Swap every "elements" for "items" in the lines below and give them back otherwise unchanged, without the pictures.

Lines from a dataset
******

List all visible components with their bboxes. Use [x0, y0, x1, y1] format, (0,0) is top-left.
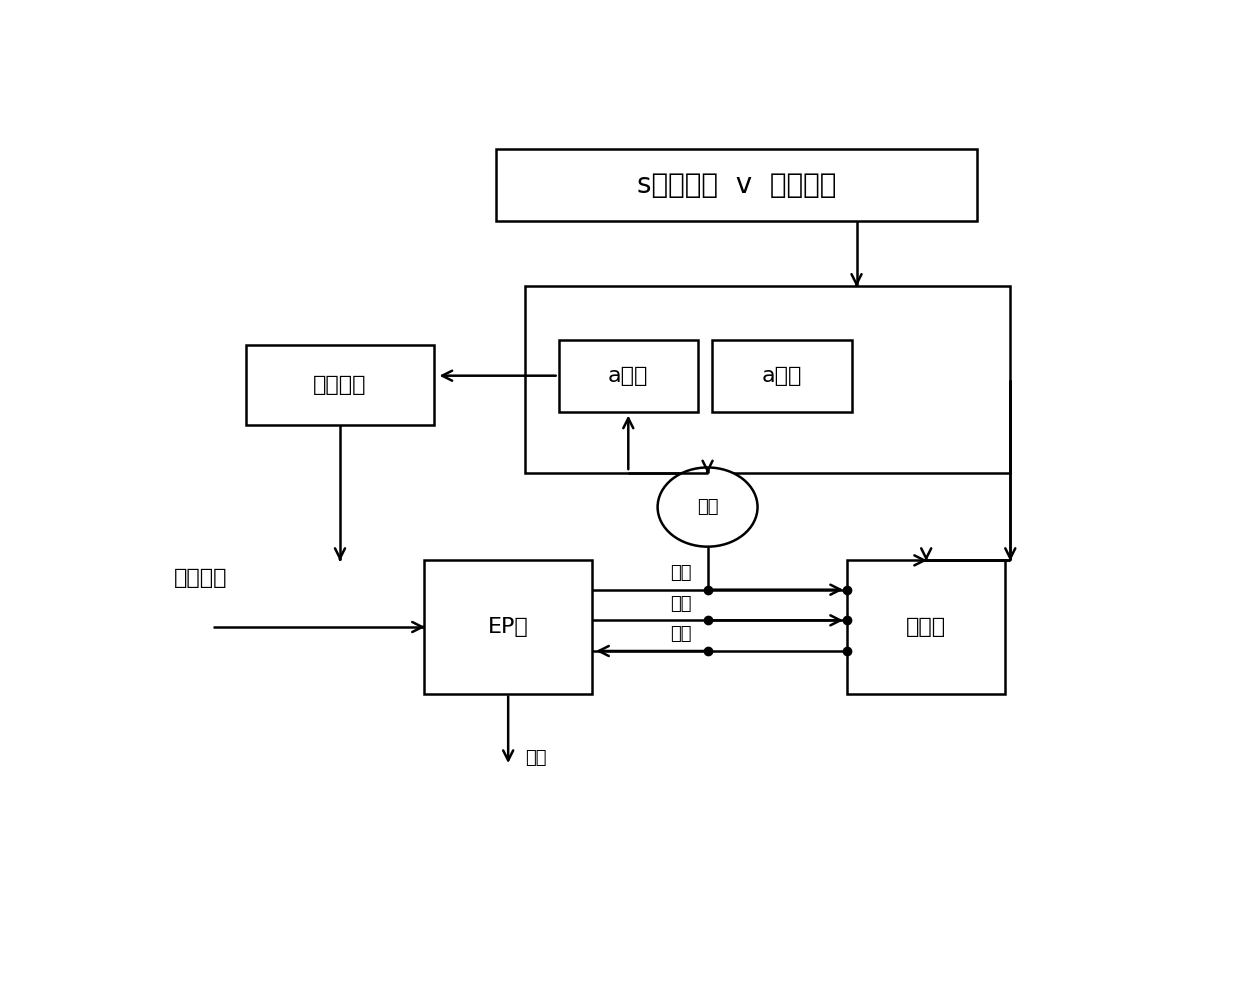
Bar [247, 345, 434, 425]
Text: s实际距离  v  当前速度: s实际距离 v 当前速度 [636, 171, 836, 200]
Circle shape [657, 468, 758, 547]
Bar [558, 339, 698, 411]
Text: 结果信号: 结果信号 [314, 375, 367, 395]
Text: 制动风管: 制动风管 [174, 568, 228, 587]
Text: 排气: 排气 [526, 750, 547, 767]
Text: 充气: 充气 [671, 564, 692, 582]
Bar [424, 561, 593, 693]
Text: 保压: 保压 [671, 594, 692, 612]
Bar [712, 339, 852, 411]
Bar [496, 149, 977, 222]
Text: 排气: 排气 [671, 625, 692, 643]
Text: 压力: 压力 [697, 498, 718, 516]
Text: 制动缸: 制动缸 [906, 617, 946, 637]
Bar [847, 561, 1006, 693]
Text: EP阀: EP阀 [487, 617, 528, 637]
Text: a需求: a需求 [761, 366, 802, 386]
Bar [525, 286, 1011, 473]
Text: a实时: a实时 [608, 366, 649, 386]
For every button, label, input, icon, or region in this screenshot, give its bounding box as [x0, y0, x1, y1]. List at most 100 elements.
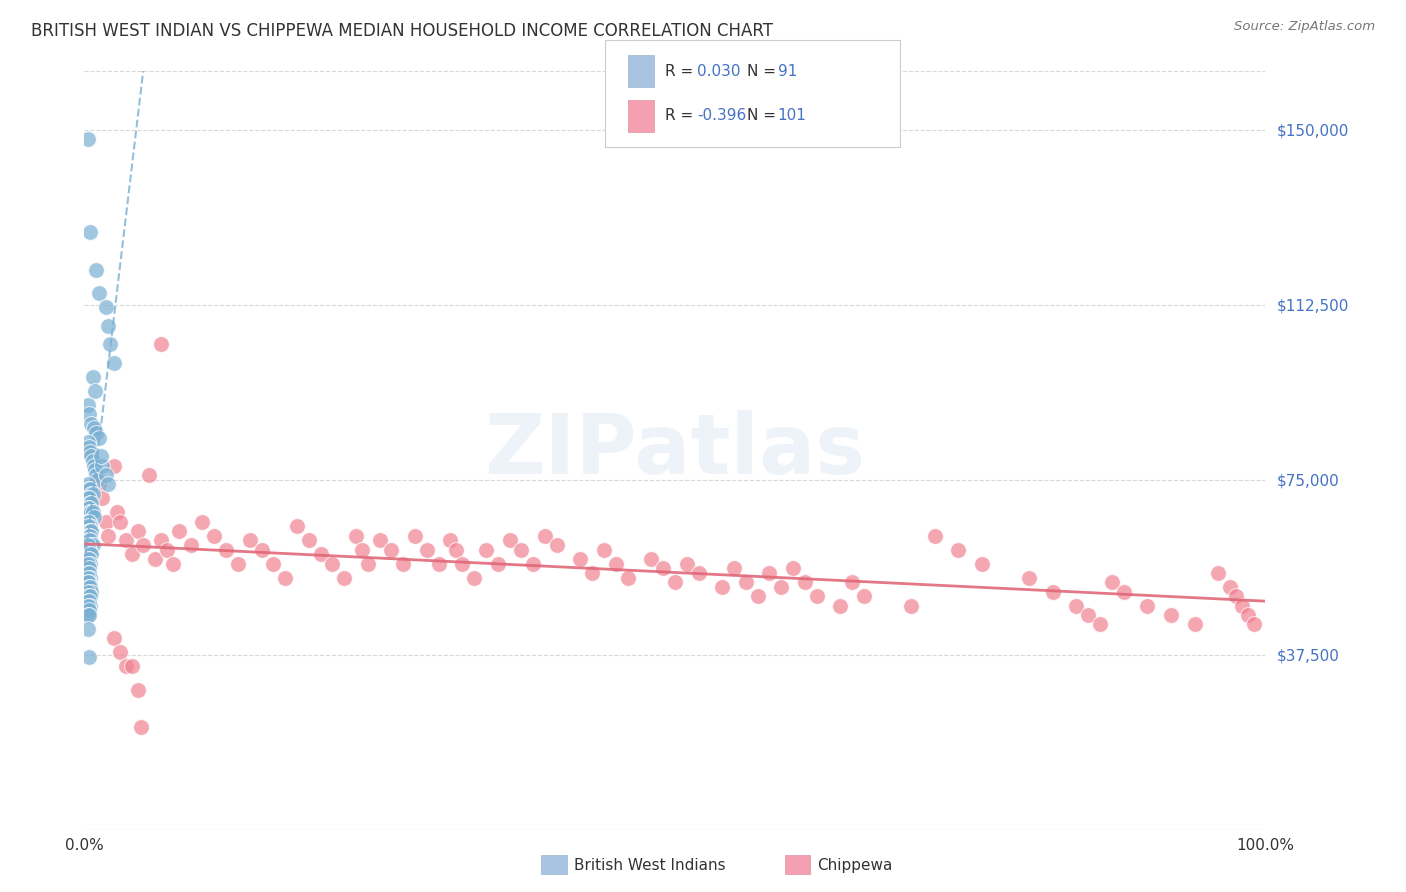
- Point: [605, 557, 627, 571]
- Point: [793, 575, 815, 590]
- Point: [77, 584, 100, 599]
- Point: [77, 515, 100, 529]
- Point: [1018, 571, 1040, 585]
- Point: [132, 538, 155, 552]
- Point: [758, 566, 780, 580]
- Point: [1184, 617, 1206, 632]
- Point: [84, 262, 107, 277]
- Text: Chippewa: Chippewa: [817, 858, 893, 872]
- Point: [156, 542, 179, 557]
- Point: [82, 505, 104, 519]
- Point: [121, 659, 143, 673]
- Point: [80, 547, 103, 561]
- Point: [77, 542, 100, 557]
- Point: [79, 482, 101, 496]
- Point: [127, 524, 149, 538]
- Point: [250, 542, 273, 557]
- Point: [446, 542, 468, 557]
- Point: [79, 589, 101, 603]
- Point: [80, 524, 103, 538]
- Point: [77, 477, 100, 491]
- Point: [77, 575, 100, 590]
- Point: [970, 557, 993, 571]
- Point: [416, 542, 439, 557]
- Point: [77, 528, 100, 542]
- Text: -0.396: -0.396: [697, 109, 747, 123]
- Point: [77, 542, 100, 557]
- Point: [77, 594, 100, 608]
- Point: [427, 557, 450, 571]
- Point: [77, 552, 100, 566]
- Point: [333, 571, 356, 585]
- Text: N =: N =: [747, 64, 780, 78]
- Text: 91: 91: [778, 64, 797, 78]
- Point: [79, 524, 101, 538]
- Point: [463, 571, 485, 585]
- Point: [103, 632, 125, 646]
- Point: [522, 557, 544, 571]
- Point: [108, 515, 131, 529]
- Text: 0.030: 0.030: [697, 64, 741, 78]
- Point: [180, 538, 202, 552]
- Point: [1236, 607, 1258, 622]
- Point: [350, 542, 373, 557]
- Point: [114, 659, 136, 673]
- Point: [1136, 599, 1159, 613]
- Point: [129, 720, 152, 734]
- Point: [380, 542, 402, 557]
- Point: [77, 500, 100, 515]
- Text: BRITISH WEST INDIAN VS CHIPPEWA MEDIAN HOUSEHOLD INCOME CORRELATION CHART: BRITISH WEST INDIAN VS CHIPPEWA MEDIAN H…: [31, 22, 773, 40]
- Point: [498, 533, 520, 548]
- Point: [87, 477, 110, 491]
- Point: [80, 584, 103, 599]
- Point: [1066, 599, 1088, 613]
- Point: [77, 524, 100, 538]
- Point: [77, 407, 100, 421]
- Point: [82, 486, 104, 500]
- Point: [392, 557, 415, 571]
- Point: [79, 225, 101, 239]
- Point: [143, 552, 166, 566]
- Point: [94, 300, 117, 314]
- Point: [77, 649, 100, 664]
- Point: [87, 285, 110, 300]
- Point: [108, 645, 131, 659]
- Point: [309, 547, 332, 561]
- Point: [77, 580, 100, 594]
- Point: [91, 458, 114, 473]
- Point: [747, 589, 769, 603]
- Point: [77, 594, 100, 608]
- Point: [830, 599, 852, 613]
- Point: [79, 519, 101, 533]
- Point: [80, 450, 103, 464]
- Point: [79, 496, 101, 510]
- Point: [77, 566, 100, 580]
- Point: [77, 491, 100, 506]
- Point: [806, 589, 828, 603]
- Point: [770, 580, 793, 594]
- Point: [298, 533, 321, 548]
- Point: [404, 528, 426, 542]
- Point: [226, 557, 249, 571]
- Point: [1160, 607, 1182, 622]
- Point: [1230, 599, 1253, 613]
- Point: [77, 557, 100, 571]
- Point: [77, 552, 100, 566]
- Point: [77, 603, 100, 617]
- Point: [77, 132, 100, 146]
- Point: [239, 533, 262, 548]
- Text: British West Indians: British West Indians: [574, 858, 725, 872]
- Point: [90, 450, 112, 464]
- Point: [77, 533, 100, 548]
- Point: [87, 431, 110, 445]
- Text: 101: 101: [778, 109, 807, 123]
- Point: [127, 682, 149, 697]
- Point: [77, 491, 100, 506]
- Point: [77, 622, 100, 636]
- Point: [77, 528, 100, 542]
- Point: [593, 542, 616, 557]
- Point: [167, 524, 190, 538]
- Point: [1101, 575, 1123, 590]
- Point: [83, 421, 105, 435]
- Point: [77, 575, 100, 590]
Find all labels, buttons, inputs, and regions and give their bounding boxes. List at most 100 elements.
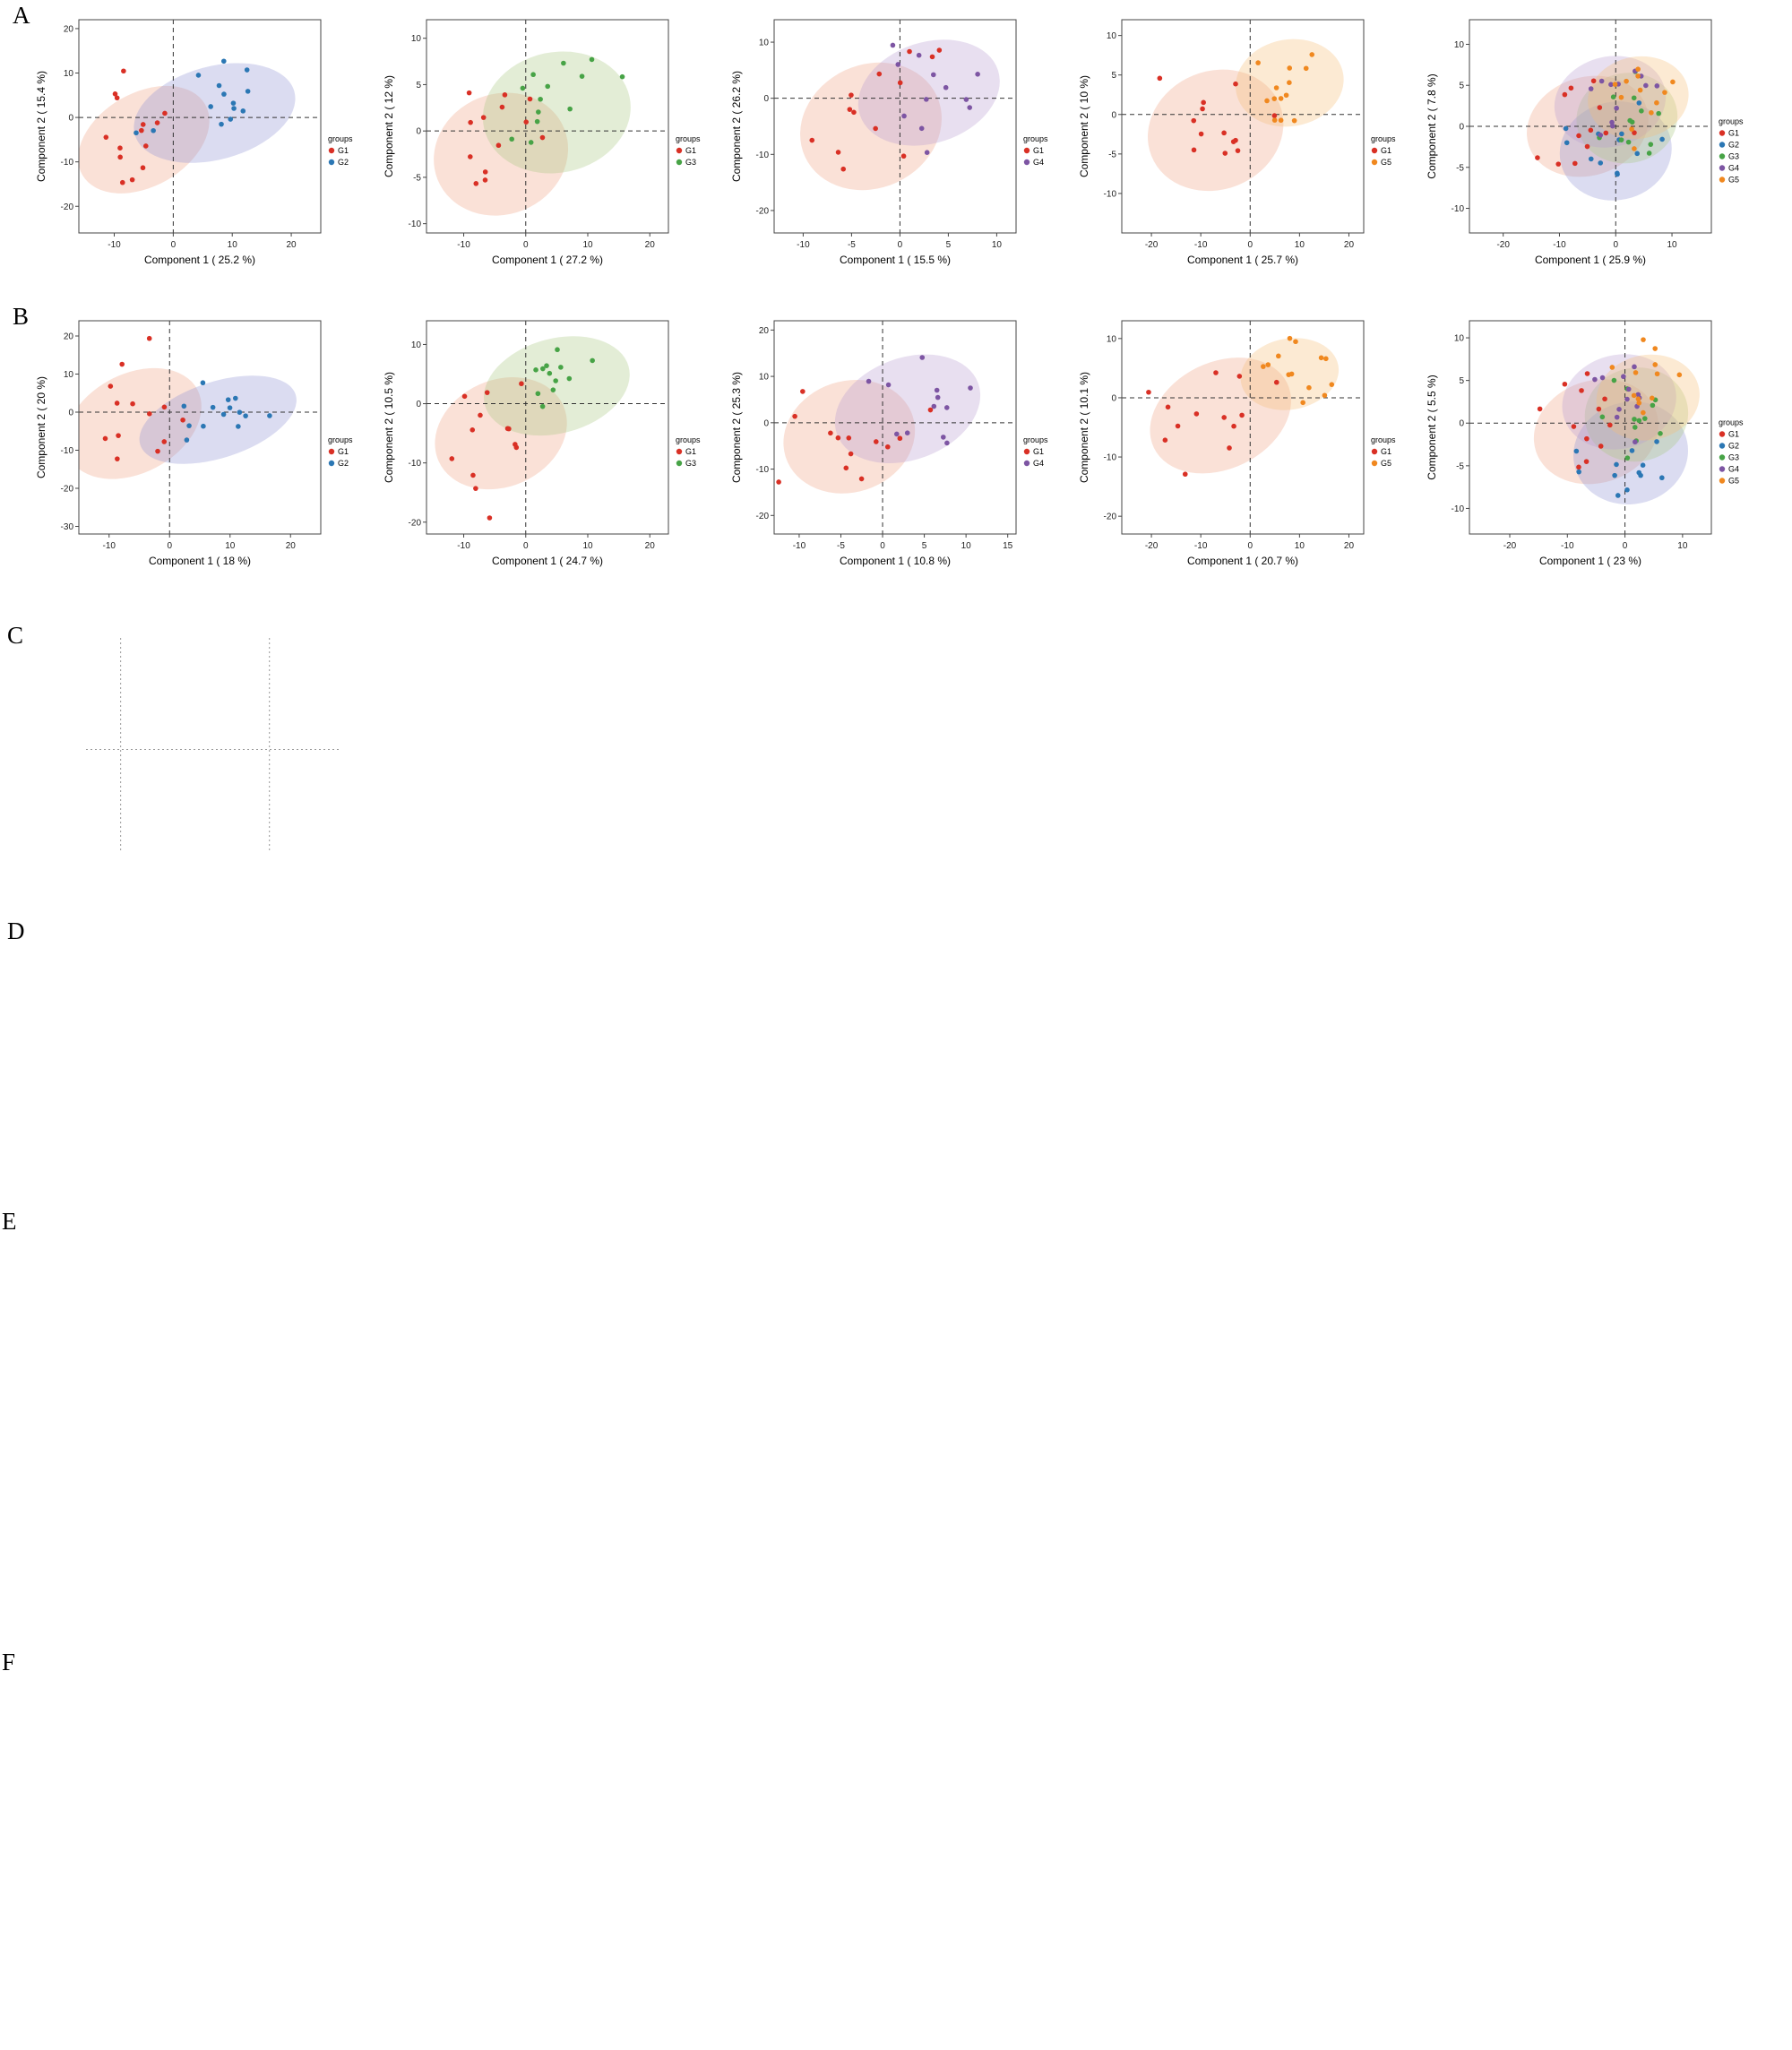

******

> _Solution to this task_
List all visible components with their bboxes. Use [x0, y0, x1, y1] format, (0,0) is top-left.
Bar [247, 345, 434, 425]
Text: s实际距离  v  当前速度: s实际距离 v 当前速度 [636, 171, 836, 200]
Circle shape [657, 468, 758, 547]
Bar [558, 339, 698, 411]
Text: 结果信号: 结果信号 [314, 375, 367, 395]
Text: 制动风管: 制动风管 [174, 568, 228, 587]
Text: 排气: 排气 [526, 750, 547, 767]
Text: 充气: 充气 [671, 564, 692, 582]
Bar [424, 561, 593, 693]
Text: 保压: 保压 [671, 594, 692, 612]
Bar [712, 339, 852, 411]
Bar [496, 149, 977, 222]
Text: 排气: 排气 [671, 625, 692, 643]
Text: 压力: 压力 [697, 498, 718, 516]
Text: 制动缸: 制动缸 [906, 617, 946, 637]
Bar [847, 561, 1006, 693]
Text: EP阀: EP阀 [487, 617, 528, 637]
Text: a需求: a需求 [761, 366, 802, 386]
Bar [525, 286, 1011, 473]
Text: a实时: a实时 [608, 366, 649, 386]
For every button, label, input, icon, or region in this screenshot, give its bounding box as [x0, y0, x1, y1]. List at most 100 items.
- Point: [605, 557, 627, 571]
- Point: [793, 575, 815, 590]
- Point: [77, 584, 100, 599]
- Point: [77, 515, 100, 529]
- Point: [1018, 571, 1040, 585]
- Point: [132, 538, 155, 552]
- Point: [758, 566, 780, 580]
- Point: [1184, 617, 1206, 632]
- Point: [84, 262, 107, 277]
- Text: Chippewa: Chippewa: [817, 858, 893, 872]
- Point: [156, 542, 179, 557]
- Point: [82, 505, 104, 519]
- Point: [121, 659, 143, 673]
- Point: [80, 547, 103, 561]
- Point: [77, 542, 100, 557]
- Point: [79, 482, 101, 496]
- Point: [127, 524, 149, 538]
- Point: [250, 542, 273, 557]
- Point: [446, 542, 468, 557]
- Point: [79, 589, 101, 603]
- Point: [80, 524, 103, 538]
- Point: [77, 477, 100, 491]
- Point: [77, 575, 100, 590]
- Point: [970, 557, 993, 571]
- Point: [416, 542, 439, 557]
- Point: [77, 528, 100, 542]
- Text: -0.396: -0.396: [697, 109, 747, 123]
- Point: [77, 542, 100, 557]
- Point: [77, 594, 100, 608]
- Point: [427, 557, 450, 571]
- Point: [77, 552, 100, 566]
- Point: [333, 571, 356, 585]
- Text: N =: N =: [747, 64, 780, 78]
- Text: 91: 91: [778, 64, 797, 78]
- Point: [79, 524, 101, 538]
- Point: [463, 571, 485, 585]
- Point: [103, 632, 125, 646]
- Point: [522, 557, 544, 571]
- Point: [108, 515, 131, 529]
- Text: 0.030: 0.030: [697, 64, 741, 78]
- Point: [180, 538, 202, 552]
- Point: [1236, 607, 1258, 622]
- Point: [350, 542, 373, 557]
- Point: [114, 659, 136, 673]
- Point: [1136, 599, 1159, 613]
- Point: [129, 720, 152, 734]
- Point: [380, 542, 402, 557]
- Point: [77, 500, 100, 515]
- Text: BRITISH WEST INDIAN VS CHIPPEWA MEDIAN HOUSEHOLD INCOME CORRELATION CHART: BRITISH WEST INDIAN VS CHIPPEWA MEDIAN H…: [31, 22, 773, 40]
- Point: [498, 533, 520, 548]
- Point: [87, 477, 110, 491]
- Point: [80, 584, 103, 599]
- Point: [1066, 599, 1088, 613]
- Point: [77, 524, 100, 538]
- Point: [77, 407, 100, 421]
- Point: [82, 486, 104, 500]
- Point: [392, 557, 415, 571]
- Point: [79, 225, 101, 239]
- Point: [143, 552, 166, 566]
- Point: [94, 300, 117, 314]
- Point: [77, 649, 100, 664]
- Point: [87, 285, 110, 300]
- Point: [108, 645, 131, 659]
- Point: [309, 547, 332, 561]
- Point: [77, 580, 100, 594]
- Point: [91, 458, 114, 473]
- Point: [747, 589, 769, 603]
- Point: [77, 594, 100, 608]
- Point: [830, 599, 852, 613]
- Point: [79, 519, 101, 533]
- Point: [80, 450, 103, 464]
- Point: [79, 496, 101, 510]
- Point: [77, 566, 100, 580]
- Point: [77, 491, 100, 506]
- Point: [806, 589, 828, 603]
- Point: [770, 580, 793, 594]
- Point: [298, 533, 321, 548]
- Point: [404, 528, 426, 542]
- Point: [226, 557, 249, 571]
- Point: [1160, 607, 1182, 622]
- Point: [1230, 599, 1253, 613]
- Point: [77, 557, 100, 571]
- Point: [77, 552, 100, 566]
- Point: [77, 603, 100, 617]
- Point: [77, 132, 100, 146]
- Point: [239, 533, 262, 548]
- Text: British West Indians: British West Indians: [574, 858, 725, 872]
- Point: [90, 450, 112, 464]
- Point: [77, 533, 100, 548]
- Point: [87, 431, 110, 445]
- Text: 101: 101: [778, 109, 807, 123]
- Point: [127, 682, 149, 697]
- Point: [77, 491, 100, 506]
- Point: [77, 622, 100, 636]
- Point: [77, 528, 100, 542]
- Point: [593, 542, 616, 557]
- Point: [167, 524, 190, 538]
- Point: [1101, 575, 1123, 590]
- Point: [83, 421, 105, 435]
- Point: [77, 575, 100, 590]
Find all labels, buttons, inputs, and regions and give their bounding boxes. List at most 100 items.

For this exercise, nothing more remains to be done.